- SHORT EXERCISE 1 -
Reproduce word for word the part of the Dominion Resources financial notes starting with "The preparation of" and going on through "and other factors.".
- SHORT EXERCISE 2 -
Write the next part of the Dominion Resources financial notes, picking up right after their final sentence.

- PROVIDED PASSAGE -
════

These Consolidated Financial Statements should be read in conjunction with the
Consolidated Financial Statements and notes included in the Dominion Resources
Annual Report on Form 10-K for the year ended December 31, 1998.

The Consolidated Financial Statements include the accounts of Dominion Resources
and its subsidiaries, with all significant intercompany transactions and
accounts being eliminated on consolidation.



8
DOMINION RESOURCES, INC.
NOTES TO CONSOLIDATED FINANCIAL STATEMENTS
(CONTINUED)

Dominion Resources uses the equity method when accounting for its 80% investment
in Corby Power Ltd. (Corby) as the company believes that Corby's governing
agreements give substantive participating rights to the minority shareholder.
Corby owns and operates a 350-megawatt gas-fired power station in England. Corby
had total revenues of $27.1 million and total expenses of $30.7 million for the
second quarter ending June 30, 1999. Also, Corby had total revenues of $63.6
million and total expenses of $60 million for the six month period ending June
30, 1999.
Interest and taxes were included in total expenses for each time period.

The preparation of financial statements in conformity with generally accepted
accounting principles requires management to make estimates and assumptions that
affect the reported amounts of assets and liabilities and disclosure of
contingent liabilities at the date of the financial statements and the reported
amounts of revenues and expenses during the reporting period. Actual results
could differ from those estimates.

The results of operations for the interim periods are not necessarily
indicative of the results expected for the full year. Information for quarterly
periods is affected by seasonal variations in sales, rate changes, timing of
fuel expense recovery and other factors.

Certain amounts in the 1998 financial statements have been reclassified to
conform to the 1999 presentation.

Under Statement of Financial Accounting Standards No. 128, Earnings Per Share
(SFAS No. 128), Dominion Resources computation of diluted earnings per share is
the same as basic earnings per share. The computation did not include the 6.9
million nonqualified stock options to purchase common shares because they are
antidilutive. For more information, see Note K to the Notes to the Consolidated
Financial Statements.

As discussed in the Dominion Resources' Form 8-K, filed March 29, 1999, Virginia
Power discontinued the application of Statement of Financial Accounting
Standards No. 71 (SFAS No. 71), Accounting for the Effects of Certain Types of
Regulation, to its generation operations. The effect thereof was an after-tax
charge of $254.8 million. See Note (C) below.

Segment Reporting

Effective December 31, 1998, Dominion Resources adopted SFAS No. 131, Disclosure
About Segments of an Enterprise and Related Information. Dominion Resources has
defined Dominion Resources segments based on product, geographic location and
regulatory environment.

════

- GIVEN INFORMATION -
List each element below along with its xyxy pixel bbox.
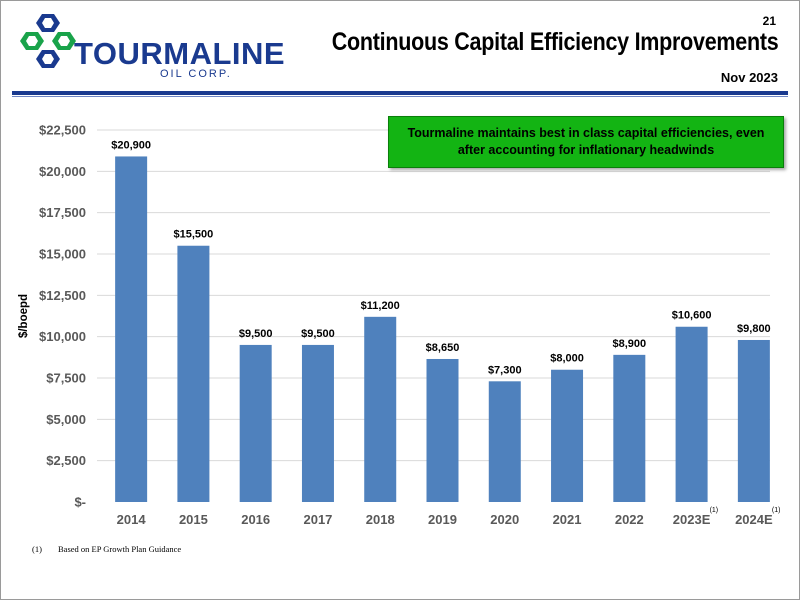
data-label: $20,900 xyxy=(111,139,151,151)
y-tick-label: $17,500 xyxy=(39,205,86,220)
callout-text: Tourmaline maintains best in class capit… xyxy=(407,126,765,157)
x-tick-label: 2016 xyxy=(241,512,270,527)
header-divider-thin xyxy=(12,96,788,97)
bar-2018 xyxy=(364,316,397,502)
x-tick-label: 2015 xyxy=(179,512,208,527)
x-tick-label: 2022 xyxy=(615,512,644,527)
x-tick-label: 2021 xyxy=(553,512,582,527)
data-label: $10,600 xyxy=(672,310,712,322)
x-tick-label: 2023E xyxy=(673,512,711,527)
bar-2021 xyxy=(551,369,584,502)
y-axis-ticks: $- $2,500 $5,000 $7,500 $10,000 $12,500 $15,00… xyxy=(39,123,86,510)
y-tick-label: $20,000 xyxy=(39,164,86,179)
data-label: $9,800 xyxy=(737,323,771,335)
page-title: Continuous Capital Efficiency Improvemen… xyxy=(331,28,778,56)
footnote-marker: (1) xyxy=(32,544,42,554)
y-tick-label: $2,500 xyxy=(46,453,86,468)
data-label: $15,500 xyxy=(174,229,214,241)
bar-2022 xyxy=(613,354,646,502)
callout-box: Tourmaline maintains best in class capit… xyxy=(388,116,784,168)
bar-2020 xyxy=(488,381,521,502)
data-label: $8,650 xyxy=(426,342,460,354)
bars xyxy=(115,156,770,502)
header-divider xyxy=(12,91,788,95)
y-tick-label: $10,000 xyxy=(39,329,86,344)
y-axis-label: $/boepd xyxy=(18,294,30,338)
x-tick-footnote: (1) xyxy=(710,507,719,514)
bar-2023E xyxy=(675,326,708,502)
data-label: $7,300 xyxy=(488,364,522,376)
y-tick-label: $12,500 xyxy=(39,288,86,303)
y-tick-label: $5,000 xyxy=(46,412,86,427)
slide-date: Nov 2023 xyxy=(720,70,778,85)
footnote-text: Based on EP Growth Plan Guidance xyxy=(58,544,182,554)
bar-2019 xyxy=(426,358,459,502)
data-label: $9,500 xyxy=(239,328,273,340)
x-tick-label: 2024E xyxy=(735,512,773,527)
x-tick-footnote: (1) xyxy=(772,507,781,514)
bar-2017 xyxy=(301,344,334,502)
page-number: 21 xyxy=(762,14,776,28)
company-logo: TOURMALINE OIL CORP. xyxy=(18,14,285,84)
logo-wordmark: TOURMALINE xyxy=(74,36,286,71)
y-tick-label: $22,500 xyxy=(39,123,86,138)
x-tick-label: 2019 xyxy=(428,512,457,527)
x-axis-ticks: 2014 2015 2016 2017 2018 2019 2020 2021 2022 2023… xyxy=(117,507,781,527)
hexagon-cluster-icon xyxy=(20,14,76,68)
data-label: $8,000 xyxy=(550,353,584,365)
bar-2024E xyxy=(737,339,770,502)
bar-2014 xyxy=(115,156,148,502)
x-tick-label: 2018 xyxy=(366,512,395,527)
bar-2015 xyxy=(177,245,210,502)
footnote: (1) Based on EP Growth Plan Guidance xyxy=(32,544,181,554)
data-labels: $20,900 $15,500 $9,500 $9,500 $11,200 $8,650 $… xyxy=(111,139,770,376)
data-label: $8,900 xyxy=(612,338,646,350)
y-tick-label: $- xyxy=(74,495,86,510)
x-tick-label: 2014 xyxy=(117,512,147,527)
x-tick-label: 2017 xyxy=(303,512,332,527)
logo-subtitle: OIL CORP. xyxy=(160,68,232,80)
y-tick-label: $7,500 xyxy=(46,371,86,386)
x-tick-label: 2020 xyxy=(490,512,519,527)
bar-2016 xyxy=(239,344,272,502)
y-tick-label: $15,000 xyxy=(39,247,86,262)
data-label: $9,500 xyxy=(301,328,335,340)
data-label: $11,200 xyxy=(361,300,400,312)
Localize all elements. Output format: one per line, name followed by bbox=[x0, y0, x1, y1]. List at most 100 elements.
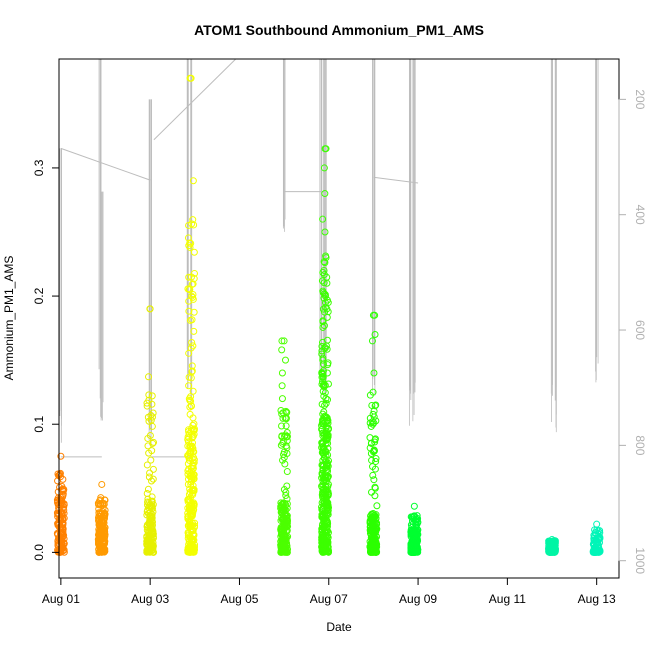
data-point bbox=[320, 322, 328, 330]
data-point bbox=[368, 401, 376, 409]
data-point bbox=[57, 452, 65, 460]
data-point bbox=[324, 359, 332, 367]
data-point bbox=[59, 546, 67, 554]
data-point bbox=[320, 279, 328, 287]
data-point bbox=[319, 354, 327, 362]
data-point bbox=[187, 467, 195, 475]
data-point bbox=[97, 545, 105, 553]
data-point bbox=[144, 485, 152, 493]
data-point bbox=[283, 433, 291, 441]
data-point bbox=[145, 449, 153, 457]
data-point bbox=[101, 512, 109, 520]
data-point bbox=[188, 338, 196, 346]
data-point bbox=[320, 502, 328, 510]
x-axis-label: Date bbox=[326, 620, 352, 634]
data-point bbox=[318, 491, 326, 499]
data-point bbox=[185, 221, 193, 229]
scatter-points bbox=[53, 74, 604, 556]
data-point bbox=[148, 504, 156, 512]
data-point bbox=[372, 455, 380, 463]
data-point bbox=[185, 242, 193, 250]
data-point bbox=[190, 308, 198, 316]
data-point bbox=[280, 547, 288, 555]
data-point bbox=[96, 548, 104, 556]
data-point bbox=[323, 369, 331, 377]
point-cluster bbox=[366, 311, 381, 556]
data-point bbox=[145, 473, 153, 481]
data-point bbox=[370, 476, 378, 484]
data-point bbox=[185, 273, 193, 281]
data-point bbox=[185, 548, 193, 556]
data-point bbox=[323, 305, 331, 313]
data-point bbox=[147, 456, 155, 464]
data-point bbox=[148, 523, 156, 531]
data-point bbox=[145, 373, 153, 381]
data-point bbox=[149, 465, 157, 473]
data-point bbox=[148, 392, 156, 400]
data-point bbox=[149, 534, 157, 542]
data-point bbox=[144, 506, 152, 514]
data-point bbox=[369, 420, 377, 428]
data-point bbox=[189, 177, 197, 185]
data-point bbox=[324, 473, 332, 481]
data-point bbox=[59, 490, 67, 498]
data-point bbox=[278, 516, 286, 524]
data-point bbox=[369, 471, 377, 479]
x-tick-label: Aug 13 bbox=[578, 592, 616, 606]
data-point bbox=[279, 439, 287, 447]
data-point bbox=[56, 523, 64, 531]
data-point bbox=[147, 515, 155, 523]
data-point bbox=[189, 462, 197, 470]
data-point bbox=[324, 483, 332, 491]
x-tick-label: Aug 07 bbox=[310, 592, 348, 606]
data-point bbox=[371, 311, 379, 319]
data-point bbox=[188, 316, 196, 324]
data-point bbox=[60, 540, 68, 548]
data-point bbox=[188, 362, 196, 370]
data-point bbox=[323, 416, 331, 424]
data-point bbox=[319, 488, 327, 496]
data-point bbox=[319, 492, 327, 500]
data-point bbox=[283, 468, 291, 476]
data-point bbox=[190, 471, 198, 479]
data-point bbox=[278, 346, 286, 354]
data-point bbox=[277, 407, 285, 415]
data-point bbox=[318, 370, 326, 378]
data-point bbox=[100, 500, 108, 508]
point-cluster bbox=[143, 305, 158, 556]
data-point bbox=[187, 402, 195, 410]
data-point bbox=[189, 387, 197, 395]
data-point bbox=[99, 518, 107, 526]
data-point bbox=[189, 439, 197, 447]
data-point bbox=[370, 533, 378, 541]
data-point bbox=[410, 502, 418, 510]
data-point bbox=[321, 259, 329, 267]
data-point bbox=[321, 190, 329, 198]
data-point bbox=[370, 407, 378, 415]
data-point bbox=[322, 254, 330, 262]
data-point bbox=[549, 548, 557, 556]
x-tick-label: Aug 01 bbox=[42, 592, 80, 606]
data-point bbox=[318, 547, 326, 555]
data-point bbox=[318, 380, 326, 388]
data-point bbox=[187, 526, 195, 534]
data-point bbox=[319, 382, 327, 390]
data-point bbox=[184, 234, 192, 242]
data-point bbox=[372, 458, 380, 466]
data-point bbox=[189, 295, 197, 303]
data-point bbox=[591, 529, 599, 537]
data-point bbox=[189, 491, 197, 499]
data-point bbox=[150, 548, 158, 556]
data-point bbox=[370, 512, 378, 520]
data-point bbox=[187, 541, 195, 549]
data-point bbox=[323, 523, 331, 531]
data-point bbox=[593, 520, 601, 528]
data-point bbox=[413, 548, 421, 556]
data-point bbox=[324, 534, 332, 542]
data-point bbox=[371, 331, 379, 339]
data-point bbox=[369, 448, 377, 456]
data-point bbox=[145, 396, 153, 404]
data-point bbox=[320, 392, 328, 400]
data-point bbox=[319, 438, 327, 446]
data-point bbox=[319, 373, 327, 381]
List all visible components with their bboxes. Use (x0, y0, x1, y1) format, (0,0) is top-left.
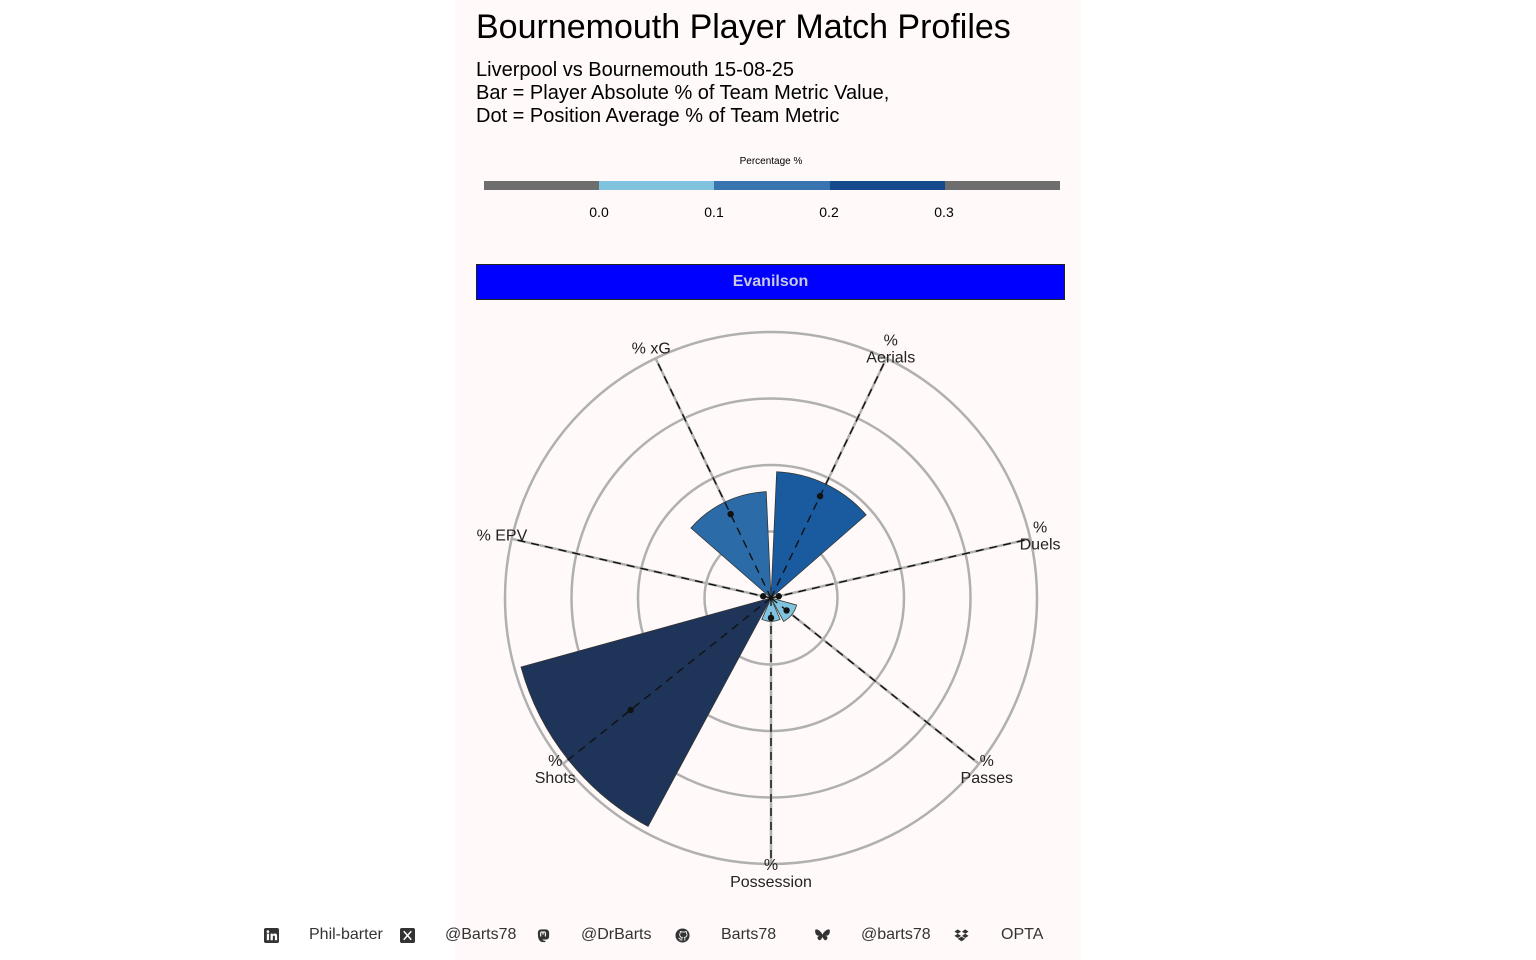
legend-swatch (599, 181, 715, 190)
x-icon (400, 928, 415, 943)
legend-title: Percentage % (739, 156, 803, 167)
footer-text-bluesky: @barts78 (861, 926, 931, 943)
footer-text-opta: OPTA (1001, 926, 1044, 943)
position-average-dot (727, 510, 734, 518)
player-strip: Evanilson (476, 264, 1065, 300)
subtitle-line-2: Bar = Player Absolute % of Team Metric V… (476, 82, 890, 104)
bar-possession (761, 596, 781, 622)
page-title: Bournemouth Player Match Profiles (476, 8, 1011, 46)
subtitle-line-3: Dot = Position Average % of Team Metric (476, 105, 840, 127)
axis-label: % Aerials (866, 332, 915, 366)
github-icon (675, 928, 690, 943)
dashed-spoke (770, 538, 1031, 599)
legend-swatch (484, 181, 600, 190)
dashed-spoke (770, 597, 980, 765)
legend-tick: 0.2 (819, 204, 839, 220)
legend-swatch (829, 181, 945, 190)
mastodon-icon (537, 929, 550, 943)
axis-label: % Passes (961, 753, 1013, 787)
plot-panel (455, 0, 1081, 960)
position-average-dot (760, 593, 767, 600)
legend-colorbar (484, 181, 1061, 190)
dashed-spoke (511, 538, 772, 599)
axis-label: % Possession (730, 857, 812, 891)
player-name: Evanilson (732, 273, 809, 290)
position-average-dot (767, 614, 775, 622)
subtitle-line-1: Liverpool vs Bournemouth 15-08-25 (476, 59, 794, 81)
legend-tick: 0.3 (934, 204, 954, 220)
dropbox-icon (954, 929, 969, 942)
footer: Phil-barter @Barts78 @DrBarts Barts78 @b… (0, 922, 1536, 950)
legend-tick: 0.1 (704, 204, 724, 220)
legend-swatch (714, 181, 830, 190)
dashed-spoke (654, 358, 772, 599)
footer-text-linkedin: Phil-barter (309, 926, 383, 943)
footer-text-github: Barts78 (721, 926, 777, 943)
bar-xg (690, 491, 772, 599)
dashed-spoke (562, 597, 772, 765)
footer-text-mastodon: @DrBarts (581, 926, 652, 943)
linkedin-icon (264, 928, 279, 943)
legend-swatch (944, 181, 1061, 190)
axis-label: % Shots (535, 753, 576, 787)
position-average-dot (775, 593, 782, 600)
dashed-spoke (770, 358, 888, 599)
footer-text-x: @Barts78 (445, 926, 517, 943)
bar-shots (520, 597, 772, 827)
position-average-dot (783, 607, 790, 614)
position-average-dot (816, 492, 824, 500)
bluesky-icon (815, 929, 830, 941)
axis-label: % EPV (477, 528, 528, 545)
legend-tick: 0.0 (589, 204, 609, 220)
axis-label: % xG (632, 340, 671, 357)
axis-label: % Duels (1020, 520, 1061, 554)
position-average-dot (627, 706, 634, 714)
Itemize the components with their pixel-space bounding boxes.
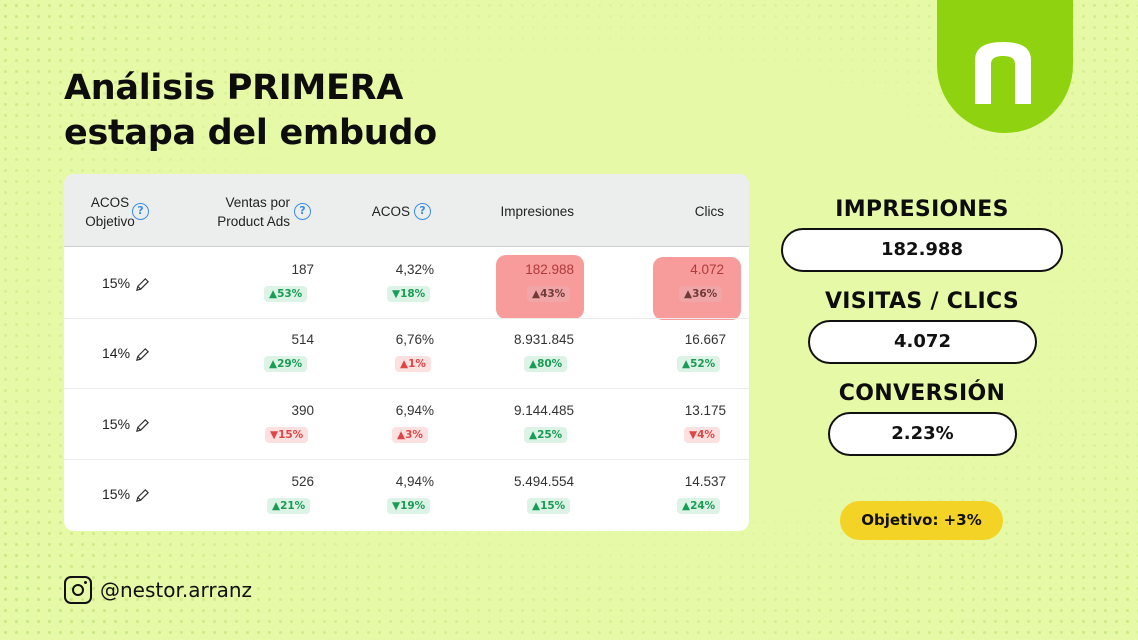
impresiones-change-badge: ▲43%: [527, 286, 571, 302]
pencil-icon[interactable]: [135, 488, 150, 503]
impresiones-value: 8.931.845: [513, 332, 574, 347]
visitas-clics-value-pill: 4.072: [808, 320, 1037, 364]
header-impresiones: Impresiones: [500, 204, 574, 219]
row-divider: [64, 318, 749, 319]
impresiones-change-badge: ▲15%: [527, 498, 571, 514]
metrics-table: ACOS Objetivo ? Ventas por Product Ads ?…: [64, 174, 749, 531]
ventas-value: 526: [291, 474, 314, 489]
acos-change-badge: ▲1%: [395, 356, 431, 372]
acos-value: 6,94%: [395, 403, 434, 418]
impresiones-change-badge: ▲80%: [524, 356, 568, 372]
conversion-label: CONVERSIÓN: [838, 381, 1006, 406]
social-handle[interactable]: @nestor.arranz: [100, 578, 253, 602]
acos-value: 4,32%: [395, 262, 434, 277]
clics-change-badge: ▲52%: [677, 356, 721, 372]
impresiones-change-badge: ▲25%: [524, 427, 568, 443]
ventas-value: 514: [291, 332, 314, 347]
row-divider: [64, 459, 749, 460]
help-icon[interactable]: ?: [414, 203, 431, 220]
header-acos-objetivo: ACOS Objetivo: [85, 195, 135, 229]
table-row: 15% 526 ▲21% 4,94% ▼19% 5.494.554 ▲15% 1…: [64, 459, 749, 529]
ventas-value: 390: [291, 403, 314, 418]
objetivo-badge: Objetivo: +3%: [840, 501, 1003, 540]
acos-change-badge: ▲3%: [392, 427, 428, 443]
clics-change-badge: ▲36%: [679, 286, 723, 302]
ventas-value: 187: [291, 262, 314, 277]
acos-objetivo-cell[interactable]: 14%: [102, 345, 150, 362]
clics-value: 16.667: [684, 332, 726, 347]
brand-logo-icon: [975, 42, 1031, 104]
table-row: 14% 514 ▲29% 6,76% ▲1% 8.931.845 ▲80% 16…: [64, 318, 749, 388]
impresiones-value-pill: 182.988: [781, 228, 1063, 272]
acos-value: 6,76%: [395, 332, 434, 347]
header-ventas-product-ads: Ventas por Product Ads: [217, 195, 290, 229]
acos-objetivo-cell[interactable]: 15%: [102, 416, 150, 433]
pencil-icon[interactable]: [135, 418, 150, 433]
clics-value: 14.537: [684, 474, 726, 489]
header-acos: ACOS: [371, 204, 410, 219]
logo-micro-text: [1040, 64, 1048, 102]
header-clics: Clics: [694, 204, 724, 219]
acos-value: 4,94%: [395, 474, 434, 489]
visitas-clics-label: VISITAS / CLICS: [824, 289, 1019, 314]
impresiones-label: IMPRESIONES: [835, 197, 1009, 222]
impresiones-value: 5.494.554: [513, 474, 574, 489]
clics-value: 13.175: [684, 403, 726, 418]
ventas-change-badge: ▼15%: [265, 427, 309, 443]
table-row: 15% 390 ▼15% 6,94% ▲3% 9.144.485 ▲25% 13…: [64, 388, 749, 458]
table-header: ACOS Objetivo ? Ventas por Product Ads ?…: [64, 174, 749, 247]
help-icon[interactable]: ?: [132, 203, 149, 220]
acos-change-badge: ▼18%: [387, 286, 431, 302]
help-icon[interactable]: ?: [294, 203, 311, 220]
acos-change-badge: ▼19%: [387, 498, 431, 514]
ventas-change-badge: ▲21%: [267, 498, 311, 514]
ventas-change-badge: ▲53%: [264, 286, 308, 302]
acos-objetivo-cell[interactable]: 15%: [102, 486, 150, 503]
table-row: 15% 187 ▲53% 4,32% ▼18% 182.988 ▲43% 4.0…: [64, 248, 749, 318]
page-title: Análisis PRIMERA estapa del embudo: [64, 66, 437, 156]
ventas-change-badge: ▲29%: [264, 356, 308, 372]
conversion-value-pill: 2.23%: [828, 412, 1017, 456]
clics-change-badge: ▲24%: [677, 498, 721, 514]
instagram-icon[interactable]: [64, 576, 92, 604]
impresiones-value: 182.988: [525, 262, 574, 277]
title-line-2: estapa del embudo: [64, 113, 437, 153]
brand-logo-tab: [937, 0, 1073, 133]
pencil-icon[interactable]: [135, 347, 150, 362]
title-line-1: Análisis PRIMERA: [64, 68, 404, 108]
clics-value: 4.072: [690, 262, 724, 277]
row-divider: [64, 388, 749, 389]
impresiones-value: 9.144.485: [513, 403, 574, 418]
pencil-icon[interactable]: [135, 277, 150, 292]
acos-objetivo-cell[interactable]: 15%: [102, 275, 150, 292]
clics-change-badge: ▼4%: [684, 427, 720, 443]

════

- TASK OUTPUT 1 -
The preparation of financial statements in conformity with generally accepted
accounting principles requires management to make estimates and assumptions that
affect the reported amounts of assets and liabilities and disclosure of
contingent liabilities at the date of the financial statements and the reported
amounts of revenues and expenses during the reporting period. Actual results
could differ from those estimates.

The results of operations for the interim periods are not necessarily
indicative of the results expected for the full year. Information for quarterly
periods is affected by seasonal variations in sales, rate changes, timing of
fuel expense recovery and other factors.

- TASK OUTPUT 2 -
In preparation for the transition to competition for electric generation in
Virginia, beginning May 1, 1999 Dominion Resources began to evaluate the
operating results and financial information across Virginia Power's and Dominion
Energy's current organizational structure. Although the employees and assets
involved remain with their respective companies, Dominion Resources currently
evaluates the companies of Dominion Energy and Virginia Power in the following
business segments:

o generation-related operations of both Virginia Power and Dominion Energy
(referred to as Dominion Generation);
o regulated electric transmission and distribution services (referred to as
Virginia Power - Wires Business); and



9
DOMINION RESOURCES, INC.
NOTES TO CONSOLIDATED FINANCIAL STATEMENTS
(CONTINUED)

o oil and gas operations of Dominion Energy (referred to as Dominion Energy -
Gas Operations).

In addition to the business segments mentioned above, Dominion Resources also
reviews the following as business segments:
o the financial services of Dominion Capital;
o Dominion UK which was sold by Dominion Resources on July 27, 1998; and
o Corporate Operations.

The Corporate Operations category includes:
o corporate costs of Dominion Resources' holding company,
o Corby Power (UK)operations,
o intercompany eliminations,
o impact of the impairment of regulatory assets and one-time refund recorded
as a result of the settlement of Virginia Power's 1998 Virginia
jurisdictional rate proceedings in the second quarter of 1998, and
o extraordinary item recorded in the first quarter of 1999. See Note C to the
Notes to the Consolidated Financial Statements.

For more information on business segments, see Note (M) to the Notes to the
Consolidated Financial Statements.


(B) DOMINION RESOURCES, Inc. and CONSOLIDATED NATURAL GAS COMPANY MERGER

On June 30, 1999, the shareholders of Dominion Resources and Consolidated
Natural Gas Company (CNG) approved the pending merger of the companies at each
company's Special Meeting of Shareholders.

Also, the Pennsylvania Public Utility Commission and the West Virginia Public
Service Commission have approved the merger, subject to certain conditions
agreed to by Dominion Resources and CNG. The Virginia State Corporation
Commission and the North Carolina Utilities Commission have set dates for
consideration of the proposed merger.

Filings are also pending with the Department of Justice, Federal Trade
Commission, the Securities and Exchange Commission and the Federal Energy
Regulatory Commission and other agencies.

(C) VIRGINIA JURISDICTIONAL RATES

In 1998, Virginia Power negotiated a settlement with the Virginia State
Corporation Commission (Virginia Commission) that resolved then outstanding rate
proceedings. As part of the settlement, Virginia Power agreed to a one-time rate
refund paid to customers in 1998 and a two-phased rate reduction and base rate
freeze through February 2002. For additional information, see Note (R) to the
Notes to Consolidated Financial Statements included in Dominion Resources'
Annual Report on Form 10-K for the year ended December 31, 1998.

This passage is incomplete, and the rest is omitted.